** start of DATA LINES **
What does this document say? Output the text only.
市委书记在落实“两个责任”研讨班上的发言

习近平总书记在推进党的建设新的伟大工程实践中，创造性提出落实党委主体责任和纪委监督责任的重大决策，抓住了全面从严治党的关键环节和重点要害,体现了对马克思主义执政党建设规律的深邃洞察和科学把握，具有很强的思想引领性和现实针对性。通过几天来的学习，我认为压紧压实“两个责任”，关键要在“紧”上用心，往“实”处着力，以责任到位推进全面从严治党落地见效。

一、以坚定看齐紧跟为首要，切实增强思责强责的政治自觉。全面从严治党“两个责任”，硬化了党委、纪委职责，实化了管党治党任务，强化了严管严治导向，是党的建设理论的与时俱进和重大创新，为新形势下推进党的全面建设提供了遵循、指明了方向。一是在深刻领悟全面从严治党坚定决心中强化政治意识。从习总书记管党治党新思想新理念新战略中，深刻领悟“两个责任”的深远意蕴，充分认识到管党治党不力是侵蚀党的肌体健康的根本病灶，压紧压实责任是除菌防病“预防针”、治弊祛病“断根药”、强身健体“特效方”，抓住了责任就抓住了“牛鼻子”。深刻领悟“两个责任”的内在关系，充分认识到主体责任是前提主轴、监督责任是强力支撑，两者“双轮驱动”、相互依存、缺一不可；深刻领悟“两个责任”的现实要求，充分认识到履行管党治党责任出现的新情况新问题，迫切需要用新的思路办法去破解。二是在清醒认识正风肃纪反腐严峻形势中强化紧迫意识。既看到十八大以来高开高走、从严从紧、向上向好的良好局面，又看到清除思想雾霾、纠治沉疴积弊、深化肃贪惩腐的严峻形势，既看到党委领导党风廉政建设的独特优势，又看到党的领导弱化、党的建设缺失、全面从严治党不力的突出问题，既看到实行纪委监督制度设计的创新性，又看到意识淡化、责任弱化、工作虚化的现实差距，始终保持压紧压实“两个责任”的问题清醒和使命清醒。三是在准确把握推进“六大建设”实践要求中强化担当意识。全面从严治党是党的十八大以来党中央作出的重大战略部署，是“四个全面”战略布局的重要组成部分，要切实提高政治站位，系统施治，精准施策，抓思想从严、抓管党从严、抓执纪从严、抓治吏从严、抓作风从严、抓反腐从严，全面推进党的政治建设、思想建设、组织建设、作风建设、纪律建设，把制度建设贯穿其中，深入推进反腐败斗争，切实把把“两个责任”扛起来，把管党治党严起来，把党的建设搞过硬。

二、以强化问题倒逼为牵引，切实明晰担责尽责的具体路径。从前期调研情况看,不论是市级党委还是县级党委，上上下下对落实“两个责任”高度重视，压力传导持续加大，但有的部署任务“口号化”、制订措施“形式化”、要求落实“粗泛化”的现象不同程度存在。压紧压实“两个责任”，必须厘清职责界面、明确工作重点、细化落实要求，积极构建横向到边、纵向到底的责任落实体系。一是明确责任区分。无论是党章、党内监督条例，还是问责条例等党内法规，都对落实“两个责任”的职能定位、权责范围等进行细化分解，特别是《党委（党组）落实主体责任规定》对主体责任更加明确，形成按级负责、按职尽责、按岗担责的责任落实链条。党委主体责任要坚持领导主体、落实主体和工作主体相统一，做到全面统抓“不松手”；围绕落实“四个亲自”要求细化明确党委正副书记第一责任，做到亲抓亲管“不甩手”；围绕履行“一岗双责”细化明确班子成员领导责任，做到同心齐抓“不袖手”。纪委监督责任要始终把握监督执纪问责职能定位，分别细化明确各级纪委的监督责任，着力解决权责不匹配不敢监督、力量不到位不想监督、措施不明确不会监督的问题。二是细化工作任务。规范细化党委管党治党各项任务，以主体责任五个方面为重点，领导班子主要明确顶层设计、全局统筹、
** end of DATA LINES **
Write out each line of the data above again, exactly as given.

> [EXPECTED ANSWER]
What does this document say? Output the text only.
市委书记在落实“两个责任”研讨班上的发言

习近平总书记在推进党的建设新的伟大工程实践中，创造性提出落实党委主体责任和纪委监督责任的重大决策，抓住了全面从严治党的关键环节和重点要害,体现了对马克思主义执政党建设规律的深邃洞察和科学把握，具有很强的思想引领性和现实针对性。通过几天来的学习，我认为压紧压实“两个责任”，关键要在“紧”上用心，往“实”处着力，以责任到位推进全面从严治党落地见效。

一、以坚定看齐紧跟为首要，切实增强思责强责的政治自觉。全面从严治党“两个责任”，硬化了党委、纪委职责，实化了管党治党任务，强化了严管严治导向，是党的建设理论的与时俱进和重大创新，为新形势下推进党的全面建设提供了遵循、指明了方向。一是在深刻领悟全面从严治党坚定决心中强化政治意识。从习总书记管党治党新思想新理念新战略中，深刻领悟“两个责任”的深远意蕴，充分认识到管党治党不力是侵蚀党的肌体健康的根本病灶，压紧压实责任是除菌防病“预防针”、治弊祛病“断根药”、强身健体“特效方”，抓住了责任就抓住了“牛鼻子”。深刻领悟“两个责任”的内在关系，充分认识到主体责任是前提主轴、监督责任是强力支撑，两者“双轮驱动”、相互依存、缺一不可；深刻领悟“两个责任”的现实要求，充分认识到履行管党治党责任出现的新情况新问题，迫切需要用新的思路办法去破解。二是在清醒认识正风肃纪反腐严峻形势中强化紧迫意识。既看到十八大以来高开高走、从严从紧、向上向好的良好局面，又看到清除思想雾霾、纠治沉疴积弊、深化肃贪惩腐的严峻形势，既看到党委领导党风廉政建设的独特优势，又看到党的领导弱化、党的建设缺失、全面从严治党不力的突出问题，既看到实行纪委监督制度设计的创新性，又看到意识淡化、责任弱化、工作虚化的现实差距，始终保持压紧压实“两个责任”的问题清醒和使命清醒。三是在准确把握推进“六大建设”实践要求中强化担当意识。全面从严治党是党的十八大以来党中央作出的重大战略部署，是“四个全面”战略布局的重要组成部分，要切实提高政治站位，系统施治，精准施策，抓思想从严、抓管党从严、抓执纪从严、抓治吏从严、抓作风从严、抓反腐从严，全面推进党的政治建设、思想建设、组织建设、作风建设、纪律建设，把制度建设贯穿其中，深入推进反腐败斗争，切实把把“两个责任”扛起来，把管党治党严起来，把党的建设搞过硬。

二、以强化问题倒逼为牵引，切实明晰担责尽责的具体路径。从前期调研情况看,不论是市级党委还是县级党委，上上下下对落实“两个责任”高度重视，压力传导持续加大，但有的部署任务“口号化”、制订措施“形式化”、要求落实“粗泛化”的现象不同程度存在。压紧压实“两个责任”，必须厘清职责界面、明确工作重点、细化落实要求，积极构建横向到边、纵向到底的责任落实体系。一是明确责任区分。无论是党章、党内监督条例，还是问责条例等党内法规，都对落实“两个责任”的职能定位、权责范围等进行细化分解，特别是《党委（党组）落实主体责任规定》对主体责任更加明确，形成按级负责、按职尽责、按岗担责的责任落实链条。党委主体责任要坚持领导主体、落实主体和工作主体相统一，做到全面统抓“不松手”；围绕落实“四个亲自”要求细化明确党委正副书记第一责任，做到亲抓亲管“不甩手”；围绕履行“一岗双责”细化明确班子成员领导责任，做到同心齐抓“不袖手”。纪委监督责任要始终把握监督执纪问责职能定位，分别细化明确各级纪委的监督责任，着力解决权责不匹配不敢监督、力量不到位不想监督、措施不明确不会监督的问题。二是细化工作任务。规范细化党委管党治党各项任务，以主体责任五个方面为重点，领导班子主要明确顶层设计、全局统筹、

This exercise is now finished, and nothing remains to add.